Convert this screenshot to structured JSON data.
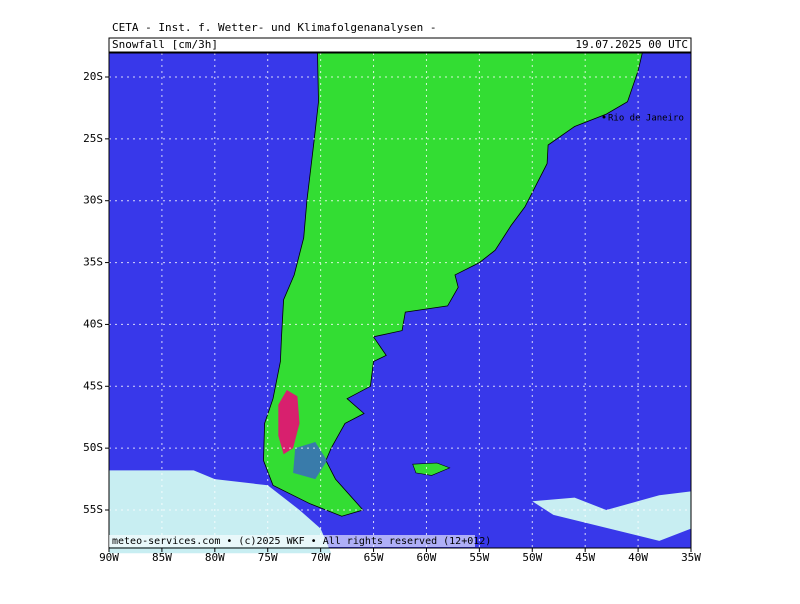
{
  "header": {
    "title": "CETA - Inst. f. Wetter- und Klimafolgenanalysen -",
    "variable": "Snowfall [cm/3h]",
    "valid_time": "19.07.2025 00 UTC"
  },
  "map": {
    "lat_labels": [
      "20S",
      "25S",
      "30S",
      "35S",
      "40S",
      "45S",
      "50S",
      "55S"
    ],
    "lon_labels": [
      "90W",
      "85W",
      "80W",
      "75W",
      "70W",
      "65W",
      "60W",
      "55W",
      "50W",
      "45W",
      "40W",
      "35W"
    ],
    "place_labels": [
      "Rio de Janeiro"
    ]
  },
  "footer": "meteo-services.com • (c)2025 WKF • All rights reserved (12+012)"
}
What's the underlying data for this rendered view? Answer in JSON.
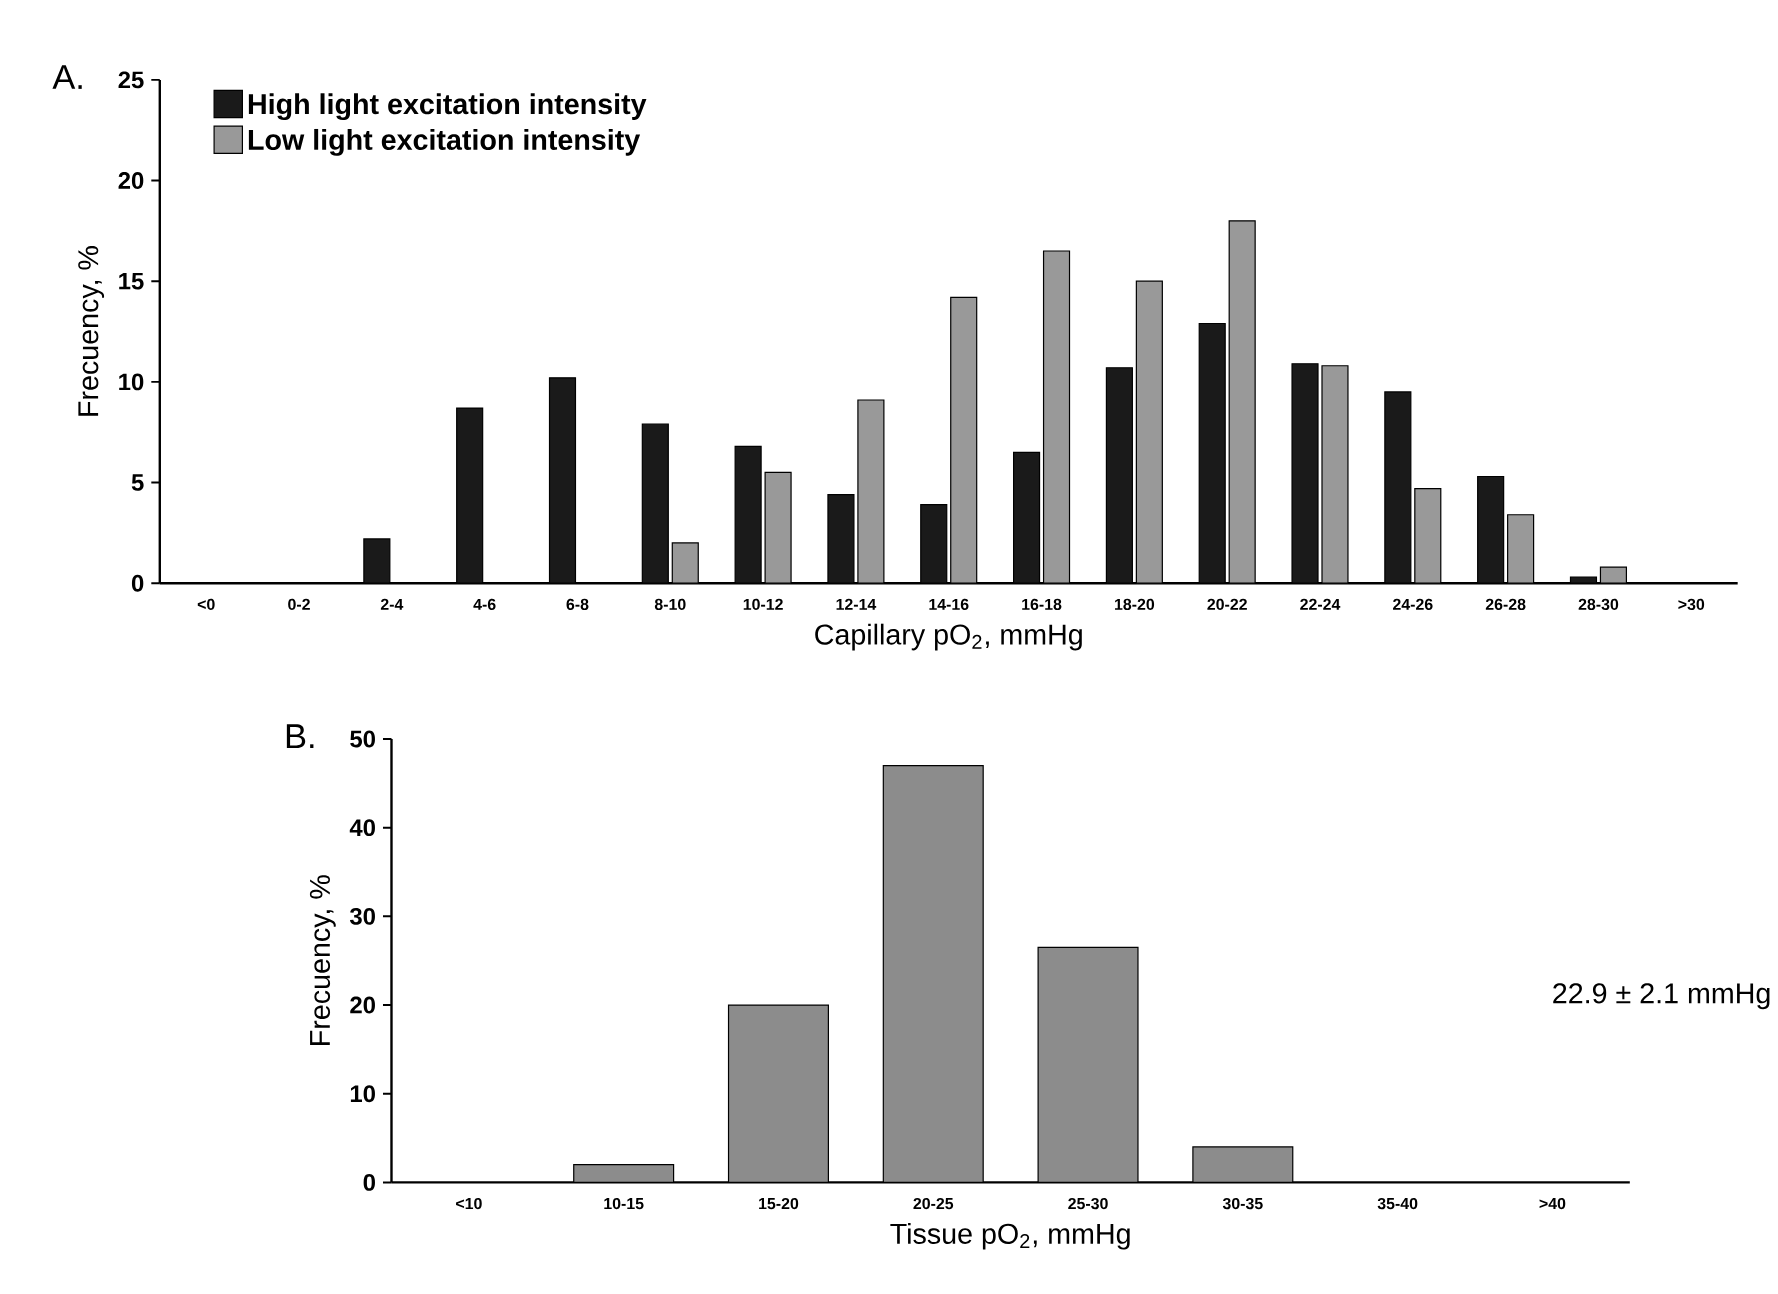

───

Reproduce the listing word for word and omit its pictures.

Convert this screenshot to structured JSON data.
{
  "header": {
    "title": "CETA - Inst. f. Wetter- und Klimafolgenanalysen -",
    "variable": "Snowfall [cm/3h]",
    "valid_time": "19.07.2025 00 UTC"
  },
  "map": {
    "lat_labels": [
      "20S",
      "25S",
      "30S",
      "35S",
      "40S",
      "45S",
      "50S",
      "55S"
    ],
    "lon_labels": [
      "90W",
      "85W",
      "80W",
      "75W",
      "70W",
      "65W",
      "60W",
      "55W",
      "50W",
      "45W",
      "40W",
      "35W"
    ],
    "place_labels": [
      "Rio de Janeiro"
    ]
  },
  "footer": "meteo-services.com • (c)2025 WKF • All rights reserved (12+012)"
}
What's the underlying data for this rendered view? Answer in JSON.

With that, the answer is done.